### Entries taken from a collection

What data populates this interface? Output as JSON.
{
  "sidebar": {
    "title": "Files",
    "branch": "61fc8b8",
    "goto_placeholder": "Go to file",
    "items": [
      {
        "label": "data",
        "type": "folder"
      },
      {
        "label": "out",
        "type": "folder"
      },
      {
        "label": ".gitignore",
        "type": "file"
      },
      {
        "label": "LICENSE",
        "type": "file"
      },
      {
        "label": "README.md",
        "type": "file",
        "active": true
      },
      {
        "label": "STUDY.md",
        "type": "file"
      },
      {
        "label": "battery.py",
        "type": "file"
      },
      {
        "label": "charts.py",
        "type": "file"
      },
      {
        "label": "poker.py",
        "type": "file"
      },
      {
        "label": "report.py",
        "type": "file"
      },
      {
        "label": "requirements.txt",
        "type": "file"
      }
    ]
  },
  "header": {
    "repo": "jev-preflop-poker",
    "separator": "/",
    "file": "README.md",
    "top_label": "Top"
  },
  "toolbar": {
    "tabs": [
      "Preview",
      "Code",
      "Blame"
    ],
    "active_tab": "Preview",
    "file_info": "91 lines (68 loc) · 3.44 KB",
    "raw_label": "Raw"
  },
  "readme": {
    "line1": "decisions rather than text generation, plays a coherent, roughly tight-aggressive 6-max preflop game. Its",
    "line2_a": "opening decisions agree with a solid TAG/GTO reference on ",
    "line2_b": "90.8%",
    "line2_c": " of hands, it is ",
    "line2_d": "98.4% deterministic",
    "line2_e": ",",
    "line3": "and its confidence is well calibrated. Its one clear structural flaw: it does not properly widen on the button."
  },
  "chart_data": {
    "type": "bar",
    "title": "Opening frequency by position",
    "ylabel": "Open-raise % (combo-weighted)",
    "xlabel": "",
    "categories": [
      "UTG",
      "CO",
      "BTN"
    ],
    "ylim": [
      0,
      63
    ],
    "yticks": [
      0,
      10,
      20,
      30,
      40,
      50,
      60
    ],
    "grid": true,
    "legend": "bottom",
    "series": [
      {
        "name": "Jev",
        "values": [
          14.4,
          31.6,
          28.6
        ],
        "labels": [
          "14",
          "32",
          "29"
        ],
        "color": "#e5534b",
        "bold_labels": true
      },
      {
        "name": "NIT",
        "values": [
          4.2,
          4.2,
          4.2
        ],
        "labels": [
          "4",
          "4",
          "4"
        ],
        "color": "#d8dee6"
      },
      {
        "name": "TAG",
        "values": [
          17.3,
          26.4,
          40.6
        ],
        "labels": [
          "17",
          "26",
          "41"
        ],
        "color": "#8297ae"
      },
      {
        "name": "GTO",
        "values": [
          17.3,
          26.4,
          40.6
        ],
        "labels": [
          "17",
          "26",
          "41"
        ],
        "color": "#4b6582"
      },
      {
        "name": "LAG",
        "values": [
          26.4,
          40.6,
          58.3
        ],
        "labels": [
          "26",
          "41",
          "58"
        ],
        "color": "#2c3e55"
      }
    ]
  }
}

### TASK STATEMENT
A line counts if it holds the word "color". Work out how many lines in the listing count, and give only that number.

### TASK OUTPUT
5